#### Work to do:
Lines containing the word "Tradeview" need to be counted. Please reply with how many there are, and nothing else.

#### Source data:
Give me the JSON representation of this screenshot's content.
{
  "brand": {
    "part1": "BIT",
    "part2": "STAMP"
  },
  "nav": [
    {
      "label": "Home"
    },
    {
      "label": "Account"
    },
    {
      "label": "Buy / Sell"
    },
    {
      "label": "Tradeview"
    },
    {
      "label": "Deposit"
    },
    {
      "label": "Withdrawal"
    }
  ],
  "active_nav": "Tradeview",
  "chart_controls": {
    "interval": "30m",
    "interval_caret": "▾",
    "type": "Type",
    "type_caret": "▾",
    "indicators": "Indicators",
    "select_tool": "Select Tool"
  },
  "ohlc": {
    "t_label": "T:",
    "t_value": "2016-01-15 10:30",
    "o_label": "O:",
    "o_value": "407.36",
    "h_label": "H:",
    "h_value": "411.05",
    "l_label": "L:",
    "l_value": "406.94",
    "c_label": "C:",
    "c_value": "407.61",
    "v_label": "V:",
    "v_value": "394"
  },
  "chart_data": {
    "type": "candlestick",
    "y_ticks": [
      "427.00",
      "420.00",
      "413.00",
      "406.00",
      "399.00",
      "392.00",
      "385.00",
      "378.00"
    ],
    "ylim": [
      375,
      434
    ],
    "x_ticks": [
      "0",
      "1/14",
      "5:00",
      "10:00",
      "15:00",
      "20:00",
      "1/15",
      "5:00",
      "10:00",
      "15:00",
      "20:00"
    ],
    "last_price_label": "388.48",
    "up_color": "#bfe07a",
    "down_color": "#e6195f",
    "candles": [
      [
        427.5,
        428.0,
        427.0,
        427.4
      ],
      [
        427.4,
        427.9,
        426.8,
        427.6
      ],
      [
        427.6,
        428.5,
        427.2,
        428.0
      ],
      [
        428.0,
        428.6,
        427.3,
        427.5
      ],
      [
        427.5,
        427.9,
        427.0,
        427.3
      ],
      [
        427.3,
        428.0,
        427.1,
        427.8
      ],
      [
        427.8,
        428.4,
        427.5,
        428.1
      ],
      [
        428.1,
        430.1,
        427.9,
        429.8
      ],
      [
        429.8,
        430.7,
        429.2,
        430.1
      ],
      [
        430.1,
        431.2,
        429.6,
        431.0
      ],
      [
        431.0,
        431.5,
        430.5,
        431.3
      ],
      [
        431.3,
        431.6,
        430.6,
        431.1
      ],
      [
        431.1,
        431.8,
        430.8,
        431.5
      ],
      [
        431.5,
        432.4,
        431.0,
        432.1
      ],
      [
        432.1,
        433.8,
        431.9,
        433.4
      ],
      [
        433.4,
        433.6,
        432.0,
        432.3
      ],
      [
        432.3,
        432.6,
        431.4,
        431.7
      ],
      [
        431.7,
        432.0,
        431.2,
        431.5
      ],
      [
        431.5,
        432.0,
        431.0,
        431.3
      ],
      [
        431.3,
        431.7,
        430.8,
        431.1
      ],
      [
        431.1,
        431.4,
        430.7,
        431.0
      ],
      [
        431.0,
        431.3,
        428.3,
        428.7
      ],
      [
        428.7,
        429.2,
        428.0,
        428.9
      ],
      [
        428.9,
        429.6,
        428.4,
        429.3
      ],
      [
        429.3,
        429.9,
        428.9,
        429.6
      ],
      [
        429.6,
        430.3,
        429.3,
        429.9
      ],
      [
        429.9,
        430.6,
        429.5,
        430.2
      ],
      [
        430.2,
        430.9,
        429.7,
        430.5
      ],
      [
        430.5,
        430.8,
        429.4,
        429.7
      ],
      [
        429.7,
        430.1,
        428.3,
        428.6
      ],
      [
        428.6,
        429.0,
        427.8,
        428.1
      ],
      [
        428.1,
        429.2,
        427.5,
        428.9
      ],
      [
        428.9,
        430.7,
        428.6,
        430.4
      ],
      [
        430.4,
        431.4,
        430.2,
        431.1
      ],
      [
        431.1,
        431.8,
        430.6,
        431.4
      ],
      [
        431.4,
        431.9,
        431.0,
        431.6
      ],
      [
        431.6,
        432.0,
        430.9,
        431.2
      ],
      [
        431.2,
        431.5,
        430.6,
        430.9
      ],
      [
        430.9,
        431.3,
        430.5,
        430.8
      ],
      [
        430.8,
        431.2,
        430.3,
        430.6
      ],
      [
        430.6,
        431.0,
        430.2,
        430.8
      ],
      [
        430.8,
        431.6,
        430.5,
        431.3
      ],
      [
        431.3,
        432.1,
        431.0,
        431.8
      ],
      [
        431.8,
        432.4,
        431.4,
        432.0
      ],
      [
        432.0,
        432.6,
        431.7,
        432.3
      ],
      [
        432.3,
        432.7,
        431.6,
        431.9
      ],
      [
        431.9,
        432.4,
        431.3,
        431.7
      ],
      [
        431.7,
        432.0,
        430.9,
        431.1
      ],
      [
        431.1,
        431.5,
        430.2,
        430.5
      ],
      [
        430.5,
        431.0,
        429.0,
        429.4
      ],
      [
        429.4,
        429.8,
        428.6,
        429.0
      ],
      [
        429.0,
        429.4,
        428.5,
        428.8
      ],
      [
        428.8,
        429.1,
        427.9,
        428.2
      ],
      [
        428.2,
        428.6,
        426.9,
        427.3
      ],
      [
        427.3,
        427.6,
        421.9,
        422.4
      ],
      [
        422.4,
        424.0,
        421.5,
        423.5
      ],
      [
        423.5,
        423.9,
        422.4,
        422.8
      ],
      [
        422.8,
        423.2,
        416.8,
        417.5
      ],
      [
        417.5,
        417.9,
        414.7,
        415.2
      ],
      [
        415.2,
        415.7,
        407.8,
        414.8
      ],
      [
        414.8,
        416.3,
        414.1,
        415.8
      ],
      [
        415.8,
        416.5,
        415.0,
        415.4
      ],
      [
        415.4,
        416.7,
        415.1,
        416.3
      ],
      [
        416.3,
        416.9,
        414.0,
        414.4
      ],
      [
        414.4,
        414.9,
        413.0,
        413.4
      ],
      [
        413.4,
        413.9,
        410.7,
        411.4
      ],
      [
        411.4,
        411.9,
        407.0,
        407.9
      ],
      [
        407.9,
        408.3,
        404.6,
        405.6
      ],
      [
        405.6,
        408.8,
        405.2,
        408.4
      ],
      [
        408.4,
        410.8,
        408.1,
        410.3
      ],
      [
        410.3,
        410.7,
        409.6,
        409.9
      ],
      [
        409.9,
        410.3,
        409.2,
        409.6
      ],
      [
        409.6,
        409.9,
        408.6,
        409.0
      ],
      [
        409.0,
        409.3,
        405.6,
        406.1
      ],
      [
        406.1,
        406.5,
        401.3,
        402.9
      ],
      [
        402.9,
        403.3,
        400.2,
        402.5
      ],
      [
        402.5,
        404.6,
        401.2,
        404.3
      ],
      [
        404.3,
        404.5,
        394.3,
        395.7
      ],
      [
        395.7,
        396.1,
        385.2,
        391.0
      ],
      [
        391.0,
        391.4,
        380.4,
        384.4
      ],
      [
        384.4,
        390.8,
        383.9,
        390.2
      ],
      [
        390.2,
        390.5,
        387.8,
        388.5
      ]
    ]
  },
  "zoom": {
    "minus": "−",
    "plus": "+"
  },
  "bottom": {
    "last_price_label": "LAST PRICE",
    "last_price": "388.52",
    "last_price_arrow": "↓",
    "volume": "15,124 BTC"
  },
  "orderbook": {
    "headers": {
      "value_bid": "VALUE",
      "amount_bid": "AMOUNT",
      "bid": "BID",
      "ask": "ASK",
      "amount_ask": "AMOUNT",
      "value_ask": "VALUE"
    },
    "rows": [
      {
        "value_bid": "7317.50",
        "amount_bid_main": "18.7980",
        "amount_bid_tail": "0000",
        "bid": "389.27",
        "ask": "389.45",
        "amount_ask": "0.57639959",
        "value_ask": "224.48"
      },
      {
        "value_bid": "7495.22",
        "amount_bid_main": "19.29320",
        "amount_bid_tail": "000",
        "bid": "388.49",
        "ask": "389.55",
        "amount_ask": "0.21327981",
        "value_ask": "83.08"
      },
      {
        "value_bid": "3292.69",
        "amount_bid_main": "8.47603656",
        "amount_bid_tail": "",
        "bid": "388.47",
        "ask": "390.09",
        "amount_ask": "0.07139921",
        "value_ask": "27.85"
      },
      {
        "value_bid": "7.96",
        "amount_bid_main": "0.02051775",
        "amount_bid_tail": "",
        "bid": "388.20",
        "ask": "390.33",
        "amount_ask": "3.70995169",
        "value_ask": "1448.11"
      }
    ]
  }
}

#### Result of this exercise:
2